RECORDS SUPPLIED
++++++++++

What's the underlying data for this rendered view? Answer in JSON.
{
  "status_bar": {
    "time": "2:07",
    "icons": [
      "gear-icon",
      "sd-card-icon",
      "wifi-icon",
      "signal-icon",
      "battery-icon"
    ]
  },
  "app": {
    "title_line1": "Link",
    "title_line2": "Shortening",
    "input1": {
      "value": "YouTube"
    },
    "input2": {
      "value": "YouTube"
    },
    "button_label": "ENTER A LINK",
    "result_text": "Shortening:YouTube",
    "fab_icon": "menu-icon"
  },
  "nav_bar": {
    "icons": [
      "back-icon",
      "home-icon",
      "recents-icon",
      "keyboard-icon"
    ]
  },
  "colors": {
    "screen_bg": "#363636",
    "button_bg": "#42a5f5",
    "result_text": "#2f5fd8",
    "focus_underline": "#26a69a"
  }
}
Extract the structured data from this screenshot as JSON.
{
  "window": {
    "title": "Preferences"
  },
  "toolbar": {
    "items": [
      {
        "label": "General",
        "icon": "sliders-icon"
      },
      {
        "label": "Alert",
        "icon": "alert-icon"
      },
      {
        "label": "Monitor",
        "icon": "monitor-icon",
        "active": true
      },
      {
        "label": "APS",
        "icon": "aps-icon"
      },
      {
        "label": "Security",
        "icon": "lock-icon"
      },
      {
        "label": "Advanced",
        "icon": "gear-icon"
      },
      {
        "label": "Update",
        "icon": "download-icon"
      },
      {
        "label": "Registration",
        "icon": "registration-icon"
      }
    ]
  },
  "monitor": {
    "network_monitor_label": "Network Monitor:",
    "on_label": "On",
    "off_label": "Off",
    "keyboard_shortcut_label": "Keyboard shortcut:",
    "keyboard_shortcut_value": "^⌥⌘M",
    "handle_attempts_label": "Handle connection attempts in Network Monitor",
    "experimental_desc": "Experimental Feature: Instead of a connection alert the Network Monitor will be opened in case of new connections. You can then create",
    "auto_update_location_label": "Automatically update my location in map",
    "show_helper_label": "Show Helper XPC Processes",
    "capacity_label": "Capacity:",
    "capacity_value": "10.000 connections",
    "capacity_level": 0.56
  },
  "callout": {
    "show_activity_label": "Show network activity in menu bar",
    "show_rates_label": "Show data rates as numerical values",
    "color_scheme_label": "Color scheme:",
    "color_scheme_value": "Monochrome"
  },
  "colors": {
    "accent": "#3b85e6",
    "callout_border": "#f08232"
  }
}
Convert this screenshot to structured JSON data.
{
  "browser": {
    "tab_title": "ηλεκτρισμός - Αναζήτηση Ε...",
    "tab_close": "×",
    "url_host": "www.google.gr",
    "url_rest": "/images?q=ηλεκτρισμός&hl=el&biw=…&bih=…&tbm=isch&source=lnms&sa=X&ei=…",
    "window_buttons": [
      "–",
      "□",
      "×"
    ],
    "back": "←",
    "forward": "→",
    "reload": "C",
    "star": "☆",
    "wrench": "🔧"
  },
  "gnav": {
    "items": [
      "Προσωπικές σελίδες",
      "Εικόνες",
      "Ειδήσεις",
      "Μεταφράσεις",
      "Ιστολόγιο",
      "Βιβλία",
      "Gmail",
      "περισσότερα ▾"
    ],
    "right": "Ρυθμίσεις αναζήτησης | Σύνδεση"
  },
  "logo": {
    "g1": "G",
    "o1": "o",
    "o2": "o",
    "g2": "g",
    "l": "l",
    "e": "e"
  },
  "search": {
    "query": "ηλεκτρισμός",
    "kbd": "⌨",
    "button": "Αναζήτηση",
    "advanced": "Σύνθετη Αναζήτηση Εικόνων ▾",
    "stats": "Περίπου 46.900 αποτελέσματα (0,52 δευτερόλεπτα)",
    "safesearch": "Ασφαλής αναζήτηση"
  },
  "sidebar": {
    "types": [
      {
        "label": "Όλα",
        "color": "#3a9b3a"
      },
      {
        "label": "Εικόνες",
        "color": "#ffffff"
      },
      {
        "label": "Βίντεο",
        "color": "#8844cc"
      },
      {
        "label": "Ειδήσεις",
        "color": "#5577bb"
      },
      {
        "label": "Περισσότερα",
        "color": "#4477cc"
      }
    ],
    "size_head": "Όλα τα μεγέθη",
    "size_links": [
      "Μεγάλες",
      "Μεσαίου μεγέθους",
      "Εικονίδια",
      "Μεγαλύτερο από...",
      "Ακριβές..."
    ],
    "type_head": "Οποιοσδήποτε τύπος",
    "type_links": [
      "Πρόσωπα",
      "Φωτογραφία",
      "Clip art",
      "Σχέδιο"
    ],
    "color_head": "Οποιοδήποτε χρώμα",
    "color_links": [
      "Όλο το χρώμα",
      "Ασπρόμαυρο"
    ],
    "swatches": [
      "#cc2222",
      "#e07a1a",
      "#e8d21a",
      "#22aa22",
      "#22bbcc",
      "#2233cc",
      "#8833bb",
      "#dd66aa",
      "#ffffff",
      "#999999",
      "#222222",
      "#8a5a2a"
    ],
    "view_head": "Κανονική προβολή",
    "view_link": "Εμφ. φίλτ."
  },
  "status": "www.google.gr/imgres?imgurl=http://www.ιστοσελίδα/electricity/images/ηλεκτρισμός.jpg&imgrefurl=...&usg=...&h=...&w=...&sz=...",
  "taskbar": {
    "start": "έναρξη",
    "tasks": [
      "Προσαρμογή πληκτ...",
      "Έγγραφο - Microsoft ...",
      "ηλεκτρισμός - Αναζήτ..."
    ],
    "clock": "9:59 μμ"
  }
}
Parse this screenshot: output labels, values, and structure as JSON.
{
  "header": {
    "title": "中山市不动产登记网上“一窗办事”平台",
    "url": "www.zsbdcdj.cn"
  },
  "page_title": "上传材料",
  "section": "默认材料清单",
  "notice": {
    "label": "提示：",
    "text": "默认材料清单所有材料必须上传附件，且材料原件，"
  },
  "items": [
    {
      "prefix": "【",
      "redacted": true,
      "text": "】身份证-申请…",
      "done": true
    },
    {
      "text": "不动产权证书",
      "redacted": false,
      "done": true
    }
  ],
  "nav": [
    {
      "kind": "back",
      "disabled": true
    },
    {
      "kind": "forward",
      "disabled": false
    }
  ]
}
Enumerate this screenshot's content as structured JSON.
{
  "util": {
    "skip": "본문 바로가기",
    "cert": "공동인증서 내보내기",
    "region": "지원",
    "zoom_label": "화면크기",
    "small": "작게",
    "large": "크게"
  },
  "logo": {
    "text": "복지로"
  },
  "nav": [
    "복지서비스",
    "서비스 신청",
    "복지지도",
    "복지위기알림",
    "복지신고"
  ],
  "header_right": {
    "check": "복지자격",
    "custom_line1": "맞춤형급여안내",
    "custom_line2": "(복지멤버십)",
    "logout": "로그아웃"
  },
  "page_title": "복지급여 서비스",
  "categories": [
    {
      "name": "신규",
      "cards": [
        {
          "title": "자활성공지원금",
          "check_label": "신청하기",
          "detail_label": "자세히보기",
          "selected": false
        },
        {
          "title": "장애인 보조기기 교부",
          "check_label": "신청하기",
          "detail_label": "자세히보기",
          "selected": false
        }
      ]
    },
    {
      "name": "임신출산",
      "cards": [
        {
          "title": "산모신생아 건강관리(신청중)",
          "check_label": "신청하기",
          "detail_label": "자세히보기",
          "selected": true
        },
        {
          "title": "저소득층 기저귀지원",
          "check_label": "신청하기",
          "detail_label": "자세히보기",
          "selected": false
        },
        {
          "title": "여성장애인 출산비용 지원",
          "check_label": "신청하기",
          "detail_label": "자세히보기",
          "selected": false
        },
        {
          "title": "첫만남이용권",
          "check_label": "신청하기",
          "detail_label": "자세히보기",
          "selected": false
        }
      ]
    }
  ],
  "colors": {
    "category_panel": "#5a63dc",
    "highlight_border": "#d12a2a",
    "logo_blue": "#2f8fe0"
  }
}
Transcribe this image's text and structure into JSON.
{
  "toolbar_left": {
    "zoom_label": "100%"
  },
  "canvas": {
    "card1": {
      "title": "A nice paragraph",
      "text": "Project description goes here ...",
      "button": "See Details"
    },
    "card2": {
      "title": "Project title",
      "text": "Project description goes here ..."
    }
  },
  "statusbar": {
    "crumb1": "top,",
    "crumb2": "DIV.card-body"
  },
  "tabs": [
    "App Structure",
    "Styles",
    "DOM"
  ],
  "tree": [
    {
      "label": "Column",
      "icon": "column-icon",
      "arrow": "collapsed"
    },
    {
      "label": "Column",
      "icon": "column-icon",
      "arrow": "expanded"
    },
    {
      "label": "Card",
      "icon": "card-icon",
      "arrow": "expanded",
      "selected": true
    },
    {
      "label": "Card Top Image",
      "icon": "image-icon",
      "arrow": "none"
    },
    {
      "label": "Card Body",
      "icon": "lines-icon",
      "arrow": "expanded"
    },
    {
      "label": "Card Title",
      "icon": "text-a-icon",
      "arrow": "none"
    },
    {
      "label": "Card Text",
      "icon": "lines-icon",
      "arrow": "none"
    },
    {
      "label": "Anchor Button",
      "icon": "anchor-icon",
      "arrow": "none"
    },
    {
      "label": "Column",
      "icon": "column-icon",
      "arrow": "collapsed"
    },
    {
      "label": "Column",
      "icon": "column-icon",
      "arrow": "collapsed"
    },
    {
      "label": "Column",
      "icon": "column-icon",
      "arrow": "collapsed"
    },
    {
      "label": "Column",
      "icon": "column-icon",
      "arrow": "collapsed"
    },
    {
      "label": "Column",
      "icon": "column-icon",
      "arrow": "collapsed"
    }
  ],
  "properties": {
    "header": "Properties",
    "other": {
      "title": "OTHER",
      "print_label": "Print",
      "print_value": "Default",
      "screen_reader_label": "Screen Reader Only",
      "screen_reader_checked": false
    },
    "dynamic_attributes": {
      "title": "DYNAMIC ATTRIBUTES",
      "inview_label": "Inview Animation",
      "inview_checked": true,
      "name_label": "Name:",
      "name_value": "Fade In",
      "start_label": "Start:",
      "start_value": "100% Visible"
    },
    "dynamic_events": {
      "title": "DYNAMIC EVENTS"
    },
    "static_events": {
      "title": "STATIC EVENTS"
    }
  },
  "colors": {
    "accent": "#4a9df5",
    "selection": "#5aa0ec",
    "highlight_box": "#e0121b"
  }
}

++++++++++

THE TASK
Pull out every line in the material above where "χρώμα" occurs.

RESULT BELOW
    "color_head": "Οποιοδήποτε χρώμα",
      "Όλο το χρώμα",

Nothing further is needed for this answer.